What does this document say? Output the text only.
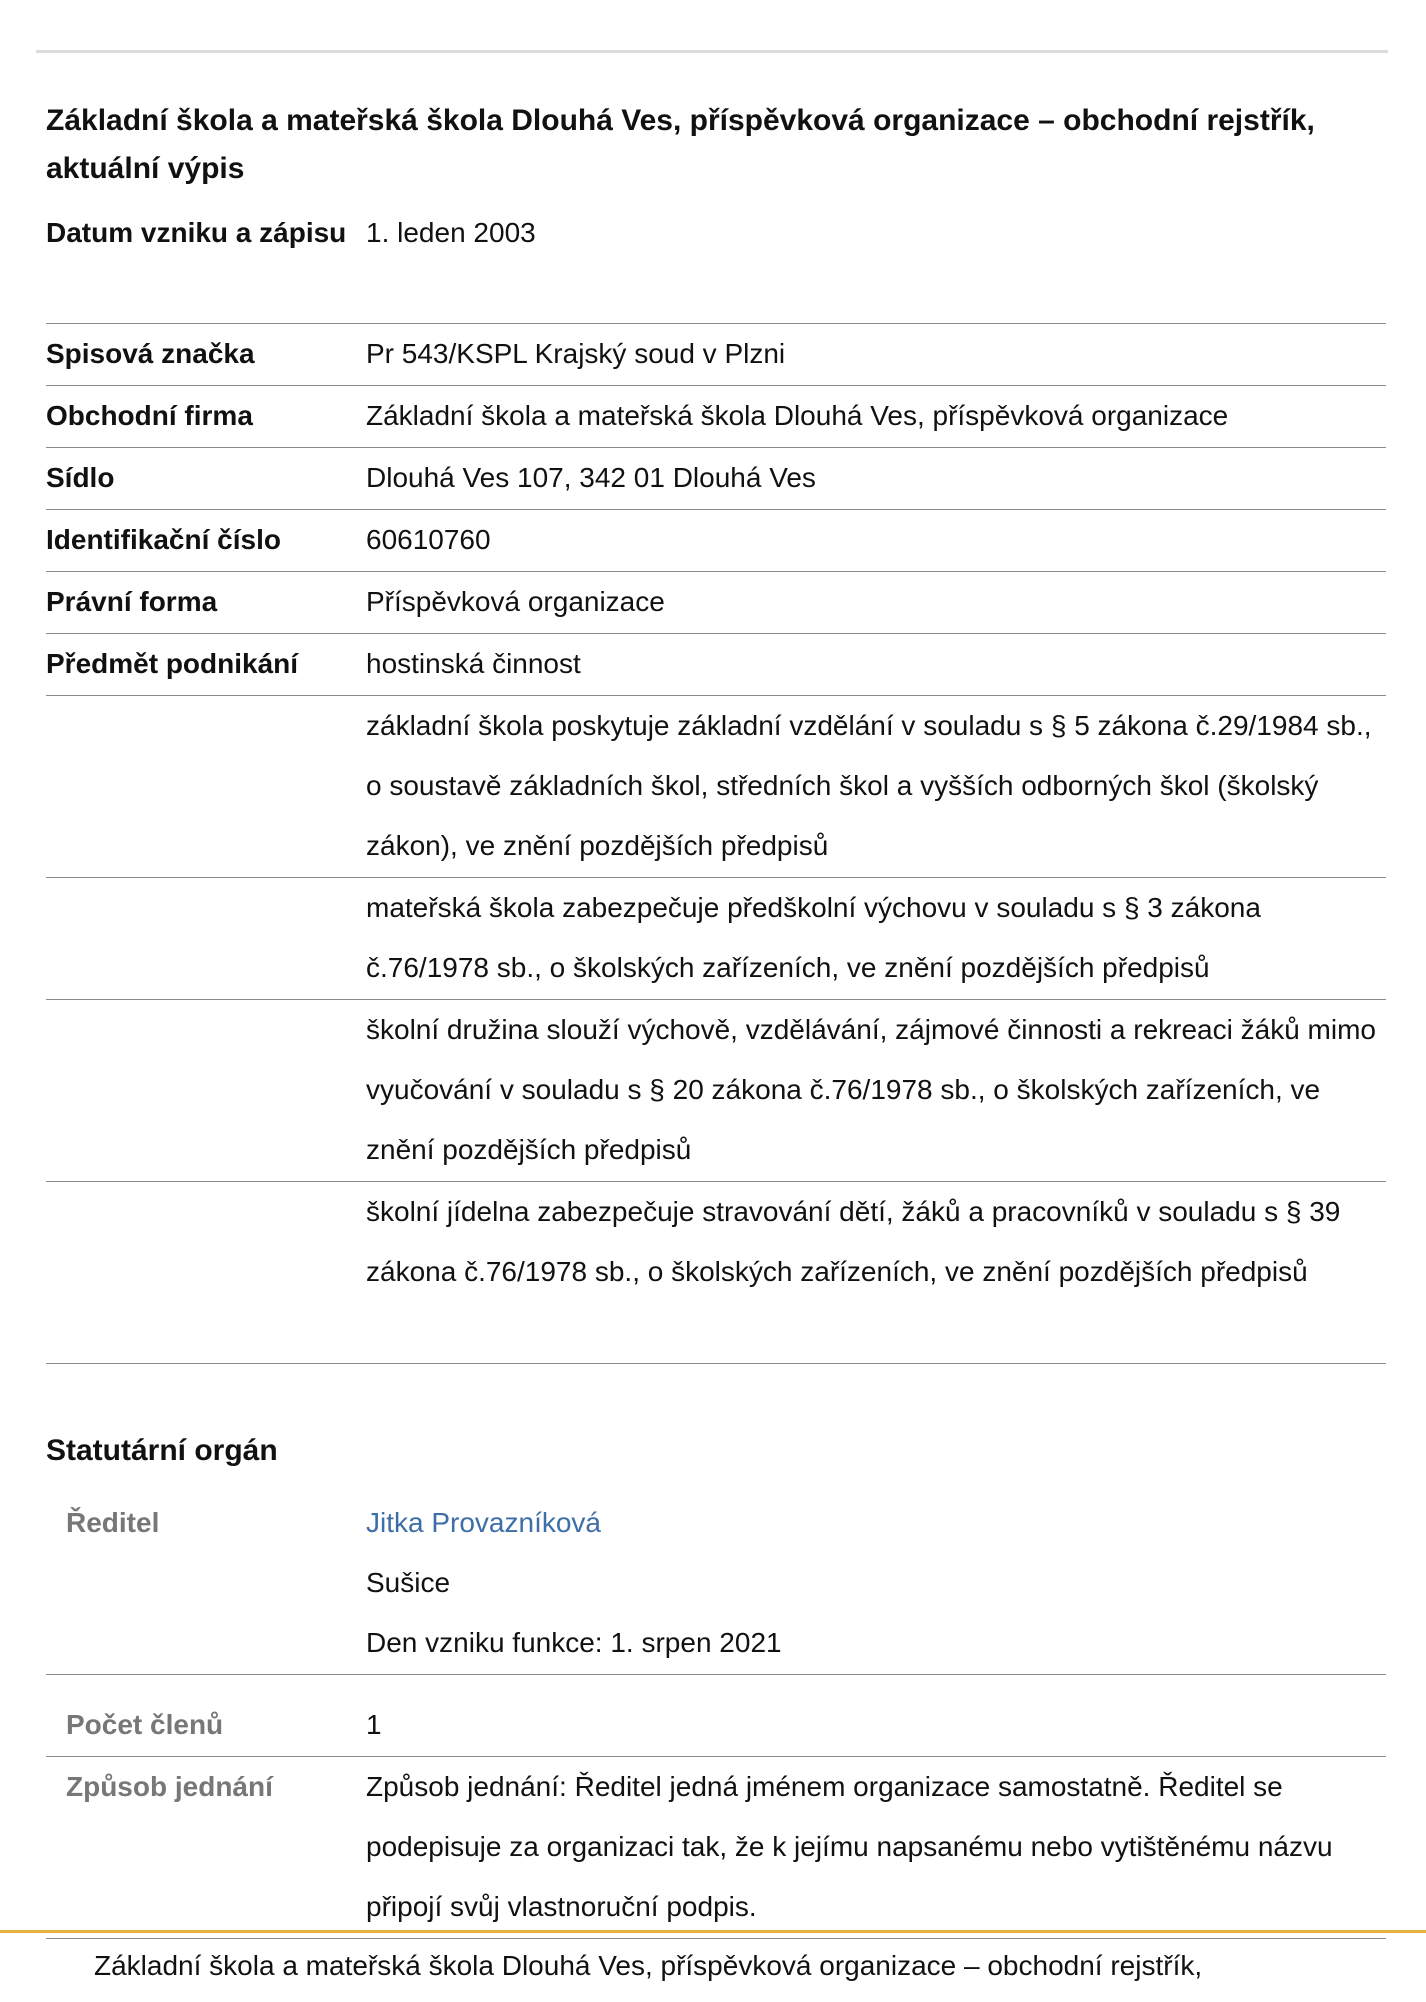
Základní škola a mateřská škola Dlouhá Ves, příspěvková organizace – obchodní rejstřík, aktuální výpis
Datum vzniku a zápisu 1. leden 2003
Spisová značka	Pr 543/KSPL Krajský soud v Plzni
Obchodní firma	Základní škola a mateřská škola Dlouhá Ves, příspěvková organizace
Sídlo	Dlouhá Ves 107, 342 01 Dlouhá Ves
Identifikační číslo	60610760
Právní forma	Příspěvková organizace
Předmět podnikání	hostinská činnost
základní škola poskytuje základní vzdělání v souladu s § 5 zákona č.29/1984 sb., o soustavě základních škol, středních škol a vyšších odborných škol (školský zákon), ve znění pozdějších předpisů
mateřská škola zabezpečuje předškolní výchovu v souladu s § 3 zákona č.76/1978 sb., o školských zařízeních, ve znění pozdějších předpisů
školní družina slouží výchově, vzdělávání, zájmové činnosti a rekreaci žáků mimo vyučování v souladu s § 20 zákona č.76/1978 sb., o školských zařízeních, ve znění pozdějších předpisů
školní jídelna zabezpečuje stravování dětí, žáků a pracovníků v souladu s § 39 zákona č.76/1978 sb., o školských zařízeních, ve znění pozdějších předpisů
Statutární orgán
Ředitel	Jitka Provazníková

Sušice

Den vzniku funkce: 1. srpen 2021

Počet členů	1
Způsob jednání	Způsob jednání: Ředitel jedná jménem organizace samostatně. Ředitel se podepisuje za organizaci tak, že k jejímu napsanému nebo vytištěnému názvu připojí svůj vlastnoruční podpis.
Základní škola a mateřská škola Dlouhá Ves, příspěvková organizace – obchodní rejstřík,
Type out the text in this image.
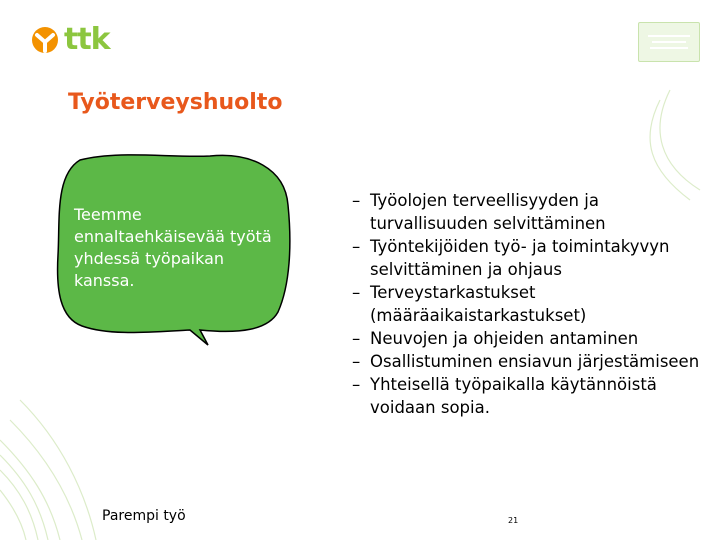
ttk
Työterveyshuolto

Teemme ennaltaehkäisevää työtä yhdessä työpaikan kanssa.

– Työolojen terveellisyyden ja turvallisuuden selvittäminen
– Työntekijöiden työ- ja toimintakyvyn selvittäminen ja ohjaus
– Terveystarkastukset (määräaikaistarkastukset)
– Neuvojen ja ohjeiden antaminen
– Osallistuminen ensiavun järjestämiseen
– Yhteisellä työpaikalla käytännöistä voidaan sopia.
Parempi työ	21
:::
▸ Your instructions
Look through the records and gather each line with the word "rejstřík".

▸ Solved problem
Základní škola a mateřská škola Dlouhá Ves, příspěvková organizace – obchodní rejstřík, aktuální výpis
Základní škola a mateřská škola Dlouhá Ves, příspěvková organizace – obchodní rejstřík,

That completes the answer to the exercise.